» **EXERCISE DESCRIPTION**
Repeat all of the material exactly as given.
================================
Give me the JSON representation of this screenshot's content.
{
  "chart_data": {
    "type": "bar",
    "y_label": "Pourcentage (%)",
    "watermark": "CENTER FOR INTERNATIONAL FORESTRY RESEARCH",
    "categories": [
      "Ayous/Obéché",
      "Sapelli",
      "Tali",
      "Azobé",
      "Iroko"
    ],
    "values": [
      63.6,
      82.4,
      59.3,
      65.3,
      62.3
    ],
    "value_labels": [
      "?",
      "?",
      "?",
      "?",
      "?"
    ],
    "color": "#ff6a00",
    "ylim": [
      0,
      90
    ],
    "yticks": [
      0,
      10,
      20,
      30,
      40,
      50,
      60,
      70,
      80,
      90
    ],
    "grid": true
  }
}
================================
» **THE COMPLETED TASK**
Give me the JSON representation of this screenshot's content.
{
  "chart_data": {
    "type": "bar",
    "y_label": "Pourcentage (%)",
    "watermark": "CENTER FOR INTERNATIONAL FORESTRY RESEARCH",
    "categories": [
      "Ayous/Obéché",
      "Sapelli",
      "Tali",
      "Azobé",
      "Iroko"
    ],
    "values": [
      63.6,
      82.4,
      59.3,
      65.3,
      62.3
    ],
    "value_labels": [
      "?",
      "?",
      "?",
      "?",
      "?"
    ],
    "color": "#ff6a00",
    "ylim": [
      0,
      90
    ],
    "yticks": [
      0,
      10,
      20,
      30,
      40,
      50,
      60,
      70,
      80,
      90
    ],
    "grid": true
  }
}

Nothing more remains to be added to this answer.